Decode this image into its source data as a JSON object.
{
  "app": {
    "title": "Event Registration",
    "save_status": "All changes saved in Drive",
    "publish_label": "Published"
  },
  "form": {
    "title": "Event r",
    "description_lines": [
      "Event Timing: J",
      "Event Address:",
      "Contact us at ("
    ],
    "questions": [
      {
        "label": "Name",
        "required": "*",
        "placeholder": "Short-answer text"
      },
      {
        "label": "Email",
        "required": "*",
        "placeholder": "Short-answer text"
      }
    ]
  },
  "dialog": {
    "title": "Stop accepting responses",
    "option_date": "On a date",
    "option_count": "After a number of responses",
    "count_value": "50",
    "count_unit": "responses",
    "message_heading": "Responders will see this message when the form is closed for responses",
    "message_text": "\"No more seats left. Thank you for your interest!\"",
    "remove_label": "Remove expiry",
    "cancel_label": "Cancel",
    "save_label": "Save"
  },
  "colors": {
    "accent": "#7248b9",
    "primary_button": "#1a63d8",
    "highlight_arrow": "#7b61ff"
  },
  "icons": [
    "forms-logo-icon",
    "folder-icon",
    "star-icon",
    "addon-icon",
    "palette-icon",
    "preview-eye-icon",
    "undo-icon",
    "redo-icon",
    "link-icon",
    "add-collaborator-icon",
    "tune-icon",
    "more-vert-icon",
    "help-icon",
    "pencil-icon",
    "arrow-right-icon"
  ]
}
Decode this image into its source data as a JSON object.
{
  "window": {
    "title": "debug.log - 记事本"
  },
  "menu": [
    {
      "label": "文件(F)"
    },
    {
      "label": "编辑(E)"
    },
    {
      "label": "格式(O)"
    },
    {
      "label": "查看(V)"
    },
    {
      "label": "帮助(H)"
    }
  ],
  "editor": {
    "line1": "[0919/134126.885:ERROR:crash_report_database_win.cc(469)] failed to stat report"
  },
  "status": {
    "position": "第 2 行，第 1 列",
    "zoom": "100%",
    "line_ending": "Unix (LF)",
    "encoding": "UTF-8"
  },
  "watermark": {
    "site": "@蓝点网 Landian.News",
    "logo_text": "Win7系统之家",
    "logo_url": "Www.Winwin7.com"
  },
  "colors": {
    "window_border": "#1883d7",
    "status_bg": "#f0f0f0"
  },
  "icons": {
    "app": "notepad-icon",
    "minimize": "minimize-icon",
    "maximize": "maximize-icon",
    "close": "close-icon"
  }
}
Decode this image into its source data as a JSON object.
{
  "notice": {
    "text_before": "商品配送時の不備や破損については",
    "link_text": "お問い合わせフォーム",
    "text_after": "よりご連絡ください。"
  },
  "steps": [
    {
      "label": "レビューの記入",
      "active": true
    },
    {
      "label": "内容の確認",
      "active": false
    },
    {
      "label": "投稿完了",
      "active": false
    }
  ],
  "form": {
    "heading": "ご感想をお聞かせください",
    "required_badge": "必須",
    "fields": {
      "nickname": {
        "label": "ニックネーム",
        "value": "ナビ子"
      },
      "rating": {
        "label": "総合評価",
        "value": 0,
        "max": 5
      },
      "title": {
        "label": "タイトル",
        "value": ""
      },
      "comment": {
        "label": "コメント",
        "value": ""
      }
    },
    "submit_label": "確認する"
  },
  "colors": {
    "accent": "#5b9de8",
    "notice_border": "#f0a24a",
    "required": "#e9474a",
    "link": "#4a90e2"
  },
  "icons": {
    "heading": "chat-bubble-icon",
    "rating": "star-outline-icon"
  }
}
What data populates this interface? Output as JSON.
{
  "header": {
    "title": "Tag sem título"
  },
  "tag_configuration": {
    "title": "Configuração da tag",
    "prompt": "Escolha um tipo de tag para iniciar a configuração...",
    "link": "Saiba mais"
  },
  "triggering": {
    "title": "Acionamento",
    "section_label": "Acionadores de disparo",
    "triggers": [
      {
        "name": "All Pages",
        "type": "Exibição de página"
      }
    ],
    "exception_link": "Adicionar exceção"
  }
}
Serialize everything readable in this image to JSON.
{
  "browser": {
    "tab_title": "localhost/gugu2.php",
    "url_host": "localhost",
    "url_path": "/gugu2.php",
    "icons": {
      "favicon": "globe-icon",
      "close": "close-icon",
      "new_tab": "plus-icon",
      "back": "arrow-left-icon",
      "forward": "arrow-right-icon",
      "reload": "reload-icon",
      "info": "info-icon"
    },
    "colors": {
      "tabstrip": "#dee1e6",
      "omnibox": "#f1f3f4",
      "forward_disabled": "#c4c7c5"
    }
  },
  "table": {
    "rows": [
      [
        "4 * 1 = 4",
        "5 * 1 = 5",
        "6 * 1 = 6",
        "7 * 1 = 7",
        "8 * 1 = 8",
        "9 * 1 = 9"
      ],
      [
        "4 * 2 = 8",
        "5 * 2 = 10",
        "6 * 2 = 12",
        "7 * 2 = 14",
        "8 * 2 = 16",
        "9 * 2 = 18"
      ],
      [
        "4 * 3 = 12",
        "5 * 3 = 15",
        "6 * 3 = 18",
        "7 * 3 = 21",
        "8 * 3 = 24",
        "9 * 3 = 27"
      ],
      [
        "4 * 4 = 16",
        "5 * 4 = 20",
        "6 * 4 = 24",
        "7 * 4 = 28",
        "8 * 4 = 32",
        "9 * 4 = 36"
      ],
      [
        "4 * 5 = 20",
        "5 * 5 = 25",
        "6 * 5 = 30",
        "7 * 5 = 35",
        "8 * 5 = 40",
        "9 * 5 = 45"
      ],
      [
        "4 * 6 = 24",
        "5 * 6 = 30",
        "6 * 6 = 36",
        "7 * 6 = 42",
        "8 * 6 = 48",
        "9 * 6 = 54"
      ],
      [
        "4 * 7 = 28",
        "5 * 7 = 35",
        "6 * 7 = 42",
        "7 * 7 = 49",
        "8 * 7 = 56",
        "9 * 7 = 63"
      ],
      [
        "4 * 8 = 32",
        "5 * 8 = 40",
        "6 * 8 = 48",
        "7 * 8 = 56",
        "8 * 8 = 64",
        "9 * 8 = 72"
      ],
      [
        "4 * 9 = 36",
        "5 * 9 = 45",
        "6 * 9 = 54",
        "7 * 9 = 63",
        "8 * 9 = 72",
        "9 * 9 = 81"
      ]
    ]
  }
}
....
◆ OBJECTIVE
Using the data above, output each line exactly.

◆ CORRECT RESULT
Decode this image into its source data as a JSON object.
{
  "app": {
    "title": "Event Registration",
    "save_status": "All changes saved in Drive",
    "publish_label": "Published"
  },
  "form": {
    "title": "Event r",
    "description_lines": [
      "Event Timing: J",
      "Event Address:",
      "Contact us at ("
    ],
    "questions": [
      {
        "label": "Name",
        "required": "*",
        "placeholder": "Short-answer text"
      },
      {
        "label": "Email",
        "required": "*",
        "placeholder": "Short-answer text"
      }
    ]
  },
  "dialog": {
    "title": "Stop accepting responses",
    "option_date": "On a date",
    "option_count": "After a number of responses",
    "count_value": "50",
    "count_unit": "responses",
    "message_heading": "Responders will see this message when the form is closed for responses",
    "message_text": "\"No more seats left. Thank you for your interest!\"",
    "remove_label": "Remove expiry",
    "cancel_label": "Cancel",
    "save_label": "Save"
  },
  "colors": {
    "accent": "#7248b9",
    "primary_button": "#1a63d8",
    "highlight_arrow": "#7b61ff"
  },
  "icons": [
    "forms-logo-icon",
    "folder-icon",
    "star-icon",
    "addon-icon",
    "palette-icon",
    "preview-eye-icon",
    "undo-icon",
    "redo-icon",
    "link-icon",
    "add-collaborator-icon",
    "tune-icon",
    "more-vert-icon",
    "help-icon",
    "pencil-icon",
    "arrow-right-icon"
  ]
}
Decode this image into its source data as a JSON object.
{
  "window": {
    "title": "debug.log - 记事本"
  },
  "menu": [
    {
      "label": "文件(F)"
    },
    {
      "label": "编辑(E)"
    },
    {
      "label": "格式(O)"
    },
    {
      "label": "查看(V)"
    },
    {
      "label": "帮助(H)"
    }
  ],
  "editor": {
    "line1": "[0919/134126.885:ERROR:crash_report_database_win.cc(469)] failed to stat report"
  },
  "status": {
    "position": "第 2 行，第 1 列",
    "zoom": "100%",
    "line_ending": "Unix (LF)",
    "encoding": "UTF-8"
  },
  "watermark": {
    "site": "@蓝点网 Landian.News",
    "logo_text": "Win7系统之家",
    "logo_url": "Www.Winwin7.com"
  },
  "colors": {
    "window_border": "#1883d7",
    "status_bg": "#f0f0f0"
  },
  "icons": {
    "app": "notepad-icon",
    "minimize": "minimize-icon",
    "maximize": "maximize-icon",
    "close": "close-icon"
  }
}
Decode this image into its source data as a JSON object.
{
  "notice": {
    "text_before": "商品配送時の不備や破損については",
    "link_text": "お問い合わせフォーム",
    "text_after": "よりご連絡ください。"
  },
  "steps": [
    {
      "label": "レビューの記入",
      "active": true
    },
    {
      "label": "内容の確認",
      "active": false
    },
    {
      "label": "投稿完了",
      "active": false
    }
  ],
  "form": {
    "heading": "ご感想をお聞かせください",
    "required_badge": "必須",
    "fields": {
      "nickname": {
        "label": "ニックネーム",
        "value": "ナビ子"
      },
      "rating": {
        "label": "総合評価",
        "value": 0,
        "max": 5
      },
      "title": {
        "label": "タイトル",
        "value": ""
      },
      "comment": {
        "label": "コメント",
        "value": ""
      }
    },
    "submit_label": "確認する"
  },
  "colors": {
    "accent": "#5b9de8",
    "notice_border": "#f0a24a",
    "required": "#e9474a",
    "link": "#4a90e2"
  },
  "icons": {
    "heading": "chat-bubble-icon",
    "rating": "star-outline-icon"
  }
}
What data populates this interface? Output as JSON.
{
  "header": {
    "title": "Tag sem título"
  },
  "tag_configuration": {
    "title": "Configuração da tag",
    "prompt": "Escolha um tipo de tag para iniciar a configuração...",
    "link": "Saiba mais"
  },
  "triggering": {
    "title": "Acionamento",
    "section_label": "Acionadores de disparo",
    "triggers": [
      {
        "name": "All Pages",
        "type": "Exibição de página"
      }
    ],
    "exception_link": "Adicionar exceção"
  }
}
Serialize everything readable in this image to JSON.
{
  "browser": {
    "tab_title": "localhost/gugu2.php",
    "url_host": "localhost",
    "url_path": "/gugu2.php",
    "icons": {
      "favicon": "globe-icon",
      "close": "close-icon",
      "new_tab": "plus-icon",
      "back": "arrow-left-icon",
      "forward": "arrow-right-icon",
      "reload": "reload-icon",
      "info": "info-icon"
    },
    "colors": {
      "tabstrip": "#dee1e6",
      "omnibox": "#f1f3f4",
      "forward_disabled": "#c4c7c5"
    }
  },
  "table": {
    "rows": [
      [
        "4 * 1 = 4",
        "5 * 1 = 5",
        "6 * 1 = 6",
        "7 * 1 = 7",
        "8 * 1 = 8",
        "9 * 1 = 9"
      ],
      [
        "4 * 2 = 8",
        "5 * 2 = 10",
        "6 * 2 = 12",
        "7 * 2 = 14",
        "8 * 2 = 16",
        "9 * 2 = 18"
      ],
      [
        "4 * 3 = 12",
        "5 * 3 = 15",
        "6 * 3 = 18",
        "7 * 3 = 21",
        "8 * 3 = 24",
        "9 * 3 = 27"
      ],
      [
        "4 * 4 = 16",
        "5 * 4 = 20",
        "6 * 4 = 24",
        "7 * 4 = 28",
        "8 * 4 = 32",
        "9 * 4 = 36"
      ],
      [
        "4 * 5 = 20",
        "5 * 5 = 25",
        "6 * 5 = 30",
        "7 * 5 = 35",
        "8 * 5 = 40",
        "9 * 5 = 45"
      ],
      [
        "4 * 6 = 24",
        "5 * 6 = 30",
        "6 * 6 = 36",
        "7 * 6 = 42",
        "8 * 6 = 48",
        "9 * 6 = 54"
      ],
      [
        "4 * 7 = 28",
        "5 * 7 = 35",
        "6 * 7 = 42",
        "7 * 7 = 49",
        "8 * 7 = 56",
        "9 * 7 = 63"
      ],
      [
        "4 * 8 = 32",
        "5 * 8 = 40",
        "6 * 8 = 48",
        "7 * 8 = 56",
        "8 * 8 = 64",
        "9 * 8 = 72"
      ],
      [
        "4 * 9 = 36",
        "5 * 9 = 45",
        "6 * 9 = 54",
        "7 * 9 = 63",
        "8 * 9 = 72",
        "9 * 9 = 81"
      ]
    ]
  }
}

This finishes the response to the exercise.